▶ **GIVEN EXERCISE**
Reproduce the records below in their entirety, character for character.

▶ **GIVEN INFORMATION**

>> Start

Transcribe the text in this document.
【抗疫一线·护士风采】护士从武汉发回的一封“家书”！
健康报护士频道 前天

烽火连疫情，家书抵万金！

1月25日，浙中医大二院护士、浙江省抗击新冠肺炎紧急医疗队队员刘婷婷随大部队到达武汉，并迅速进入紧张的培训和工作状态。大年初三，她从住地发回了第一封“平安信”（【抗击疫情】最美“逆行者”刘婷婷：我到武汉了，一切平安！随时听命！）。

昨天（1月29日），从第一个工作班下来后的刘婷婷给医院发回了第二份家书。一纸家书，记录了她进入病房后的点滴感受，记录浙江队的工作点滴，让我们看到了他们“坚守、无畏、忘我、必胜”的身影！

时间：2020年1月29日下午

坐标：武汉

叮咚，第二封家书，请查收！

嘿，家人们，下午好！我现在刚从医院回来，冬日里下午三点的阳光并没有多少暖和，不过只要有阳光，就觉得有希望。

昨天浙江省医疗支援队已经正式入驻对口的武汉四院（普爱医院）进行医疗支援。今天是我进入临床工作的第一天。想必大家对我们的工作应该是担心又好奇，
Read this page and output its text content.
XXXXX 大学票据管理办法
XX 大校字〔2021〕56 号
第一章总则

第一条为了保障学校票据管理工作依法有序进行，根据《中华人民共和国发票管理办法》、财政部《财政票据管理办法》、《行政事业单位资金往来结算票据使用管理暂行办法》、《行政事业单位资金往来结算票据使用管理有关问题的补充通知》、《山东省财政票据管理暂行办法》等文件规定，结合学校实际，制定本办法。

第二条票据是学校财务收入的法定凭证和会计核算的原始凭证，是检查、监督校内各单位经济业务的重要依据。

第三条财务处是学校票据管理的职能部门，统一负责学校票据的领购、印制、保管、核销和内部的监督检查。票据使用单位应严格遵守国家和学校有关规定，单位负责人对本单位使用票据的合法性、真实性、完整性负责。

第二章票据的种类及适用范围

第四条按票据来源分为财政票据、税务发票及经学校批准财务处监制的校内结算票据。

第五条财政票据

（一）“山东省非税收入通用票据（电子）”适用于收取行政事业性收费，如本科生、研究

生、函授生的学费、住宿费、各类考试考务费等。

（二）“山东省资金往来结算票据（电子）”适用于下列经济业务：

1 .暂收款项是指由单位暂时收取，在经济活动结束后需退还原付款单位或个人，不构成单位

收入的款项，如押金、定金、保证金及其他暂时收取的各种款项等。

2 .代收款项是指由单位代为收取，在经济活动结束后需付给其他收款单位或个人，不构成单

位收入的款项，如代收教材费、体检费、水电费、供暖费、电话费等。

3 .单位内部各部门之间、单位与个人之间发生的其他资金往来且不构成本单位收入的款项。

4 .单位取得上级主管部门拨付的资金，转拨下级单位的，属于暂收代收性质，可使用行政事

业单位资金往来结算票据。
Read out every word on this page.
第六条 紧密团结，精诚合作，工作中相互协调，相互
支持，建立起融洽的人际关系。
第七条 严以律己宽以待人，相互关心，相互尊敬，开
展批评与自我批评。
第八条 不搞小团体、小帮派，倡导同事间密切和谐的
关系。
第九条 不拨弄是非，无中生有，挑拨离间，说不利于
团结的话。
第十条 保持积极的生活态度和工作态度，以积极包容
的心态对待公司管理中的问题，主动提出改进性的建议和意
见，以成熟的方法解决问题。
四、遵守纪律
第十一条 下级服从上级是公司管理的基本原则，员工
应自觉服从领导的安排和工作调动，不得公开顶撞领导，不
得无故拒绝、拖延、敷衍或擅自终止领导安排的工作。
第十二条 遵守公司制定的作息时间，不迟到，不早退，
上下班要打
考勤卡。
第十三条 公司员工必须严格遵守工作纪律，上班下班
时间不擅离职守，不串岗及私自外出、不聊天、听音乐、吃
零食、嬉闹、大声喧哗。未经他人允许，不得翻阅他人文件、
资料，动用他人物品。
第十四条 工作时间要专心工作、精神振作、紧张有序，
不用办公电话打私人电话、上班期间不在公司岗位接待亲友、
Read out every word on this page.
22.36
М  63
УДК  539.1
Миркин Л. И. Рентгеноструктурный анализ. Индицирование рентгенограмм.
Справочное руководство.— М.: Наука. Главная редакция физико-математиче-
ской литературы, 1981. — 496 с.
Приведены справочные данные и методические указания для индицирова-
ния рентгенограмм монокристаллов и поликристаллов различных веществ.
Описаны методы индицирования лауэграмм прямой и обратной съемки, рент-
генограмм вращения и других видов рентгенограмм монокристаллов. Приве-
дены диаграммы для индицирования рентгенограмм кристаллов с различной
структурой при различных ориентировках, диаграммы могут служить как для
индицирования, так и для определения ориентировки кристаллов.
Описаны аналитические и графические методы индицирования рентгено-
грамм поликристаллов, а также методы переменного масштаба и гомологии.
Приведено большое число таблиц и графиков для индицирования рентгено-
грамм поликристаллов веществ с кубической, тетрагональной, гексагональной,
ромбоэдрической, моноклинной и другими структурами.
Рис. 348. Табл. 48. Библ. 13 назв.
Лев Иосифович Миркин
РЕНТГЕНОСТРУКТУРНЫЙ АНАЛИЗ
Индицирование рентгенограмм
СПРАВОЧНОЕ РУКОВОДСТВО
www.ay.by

>> End

▶ **RESULT OF THE EXERCISE**
Transcribe the text in this document.
【抗疫一线·护士风采】护士从武汉发回的一封“家书”！
健康报护士频道 前天

烽火连疫情，家书抵万金！

1月25日，浙中医大二院护士、浙江省抗击新冠肺炎紧急医疗队队员刘婷婷随大部队到达武汉，并迅速进入紧张的培训和工作状态。大年初三，她从住地发回了第一封“平安信”（【抗击疫情】最美“逆行者”刘婷婷：我到武汉了，一切平安！随时听命！）。

昨天（1月29日），从第一个工作班下来后的刘婷婷给医院发回了第二份家书。一纸家书，记录了她进入病房后的点滴感受，记录浙江队的工作点滴，让我们看到了他们“坚守、无畏、忘我、必胜”的身影！

时间：2020年1月29日下午

坐标：武汉

叮咚，第二封家书，请查收！

嘿，家人们，下午好！我现在刚从医院回来，冬日里下午三点的阳光并没有多少暖和，不过只要有阳光，就觉得有希望。

昨天浙江省医疗支援队已经正式入驻对口的武汉四院（普爱医院）进行医疗支援。今天是我进入临床工作的第一天。想必大家对我们的工作应该是担心又好奇，
Read this page and output its text content.
XXXXX 大学票据管理办法
XX 大校字〔2021〕56 号
第一章总则

第一条为了保障学校票据管理工作依法有序进行，根据《中华人民共和国发票管理办法》、财政部《财政票据管理办法》、《行政事业单位资金往来结算票据使用管理暂行办法》、《行政事业单位资金往来结算票据使用管理有关问题的补充通知》、《山东省财政票据管理暂行办法》等文件规定，结合学校实际，制定本办法。

第二条票据是学校财务收入的法定凭证和会计核算的原始凭证，是检查、监督校内各单位经济业务的重要依据。

第三条财务处是学校票据管理的职能部门，统一负责学校票据的领购、印制、保管、核销和内部的监督检查。票据使用单位应严格遵守国家和学校有关规定，单位负责人对本单位使用票据的合法性、真实性、完整性负责。

第二章票据的种类及适用范围

第四条按票据来源分为财政票据、税务发票及经学校批准财务处监制的校内结算票据。

第五条财政票据

（一）“山东省非税收入通用票据（电子）”适用于收取行政事业性收费，如本科生、研究

生、函授生的学费、住宿费、各类考试考务费等。

（二）“山东省资金往来结算票据（电子）”适用于下列经济业务：

1 .暂收款项是指由单位暂时收取，在经济活动结束后需退还原付款单位或个人，不构成单位

收入的款项，如押金、定金、保证金及其他暂时收取的各种款项等。

2 .代收款项是指由单位代为收取，在经济活动结束后需付给其他收款单位或个人，不构成单

位收入的款项，如代收教材费、体检费、水电费、供暖费、电话费等。

3 .单位内部各部门之间、单位与个人之间发生的其他资金往来且不构成本单位收入的款项。

4 .单位取得上级主管部门拨付的资金，转拨下级单位的，属于暂收代收性质，可使用行政事

业单位资金往来结算票据。
Read out every word on this page.
第六条 紧密团结，精诚合作，工作中相互协调，相互
支持，建立起融洽的人际关系。
第七条 严以律己宽以待人，相互关心，相互尊敬，开
展批评与自我批评。
第八条 不搞小团体、小帮派，倡导同事间密切和谐的
关系。
第九条 不拨弄是非，无中生有，挑拨离间，说不利于
团结的话。
第十条 保持积极的生活态度和工作态度，以积极包容
的心态对待公司管理中的问题，主动提出改进性的建议和意
见，以成熟的方法解决问题。
四、遵守纪律
第十一条 下级服从上级是公司管理的基本原则，员工
应自觉服从领导的安排和工作调动，不得公开顶撞领导，不
得无故拒绝、拖延、敷衍或擅自终止领导安排的工作。
第十二条 遵守公司制定的作息时间，不迟到，不早退，
上下班要打
考勤卡。
第十三条 公司员工必须严格遵守工作纪律，上班下班
时间不擅离职守，不串岗及私自外出、不聊天、听音乐、吃
零食、嬉闹、大声喧哗。未经他人允许，不得翻阅他人文件、
资料，动用他人物品。
第十四条 工作时间要专心工作、精神振作、紧张有序，
不用办公电话打私人电话、上班期间不在公司岗位接待亲友、
Read out every word on this page.
22.36
М  63
УДК  539.1
Миркин Л. И. Рентгеноструктурный анализ. Индицирование рентгенограмм.
Справочное руководство.— М.: Наука. Главная редакция физико-математиче-
ской литературы, 1981. — 496 с.
Приведены справочные данные и методические указания для индицирова-
ния рентгенограмм монокристаллов и поликристаллов различных веществ.
Описаны методы индицирования лауэграмм прямой и обратной съемки, рент-
генограмм вращения и других видов рентгенограмм монокристаллов. Приве-
дены диаграммы для индицирования рентгенограмм кристаллов с различной
структурой при различных ориентировках, диаграммы могут служить как для
индицирования, так и для определения ориентировки кристаллов.
Описаны аналитические и графические методы индицирования рентгено-
грамм поликристаллов, а также методы переменного масштаба и гомологии.
Приведено большое число таблиц и графиков для индицирования рентгено-
грамм поликристаллов веществ с кубической, тетрагональной, гексагональной,
ромбоэдрической, моноклинной и другими структурами.
Рис. 348. Табл. 48. Библ. 13 назв.
Лев Иосифович Миркин
РЕНТГЕНОСТРУКТУРНЫЙ АНАЛИЗ
Индицирование рентгенограмм
СПРАВОЧНОЕ РУКОВОДСТВО
www.ay.by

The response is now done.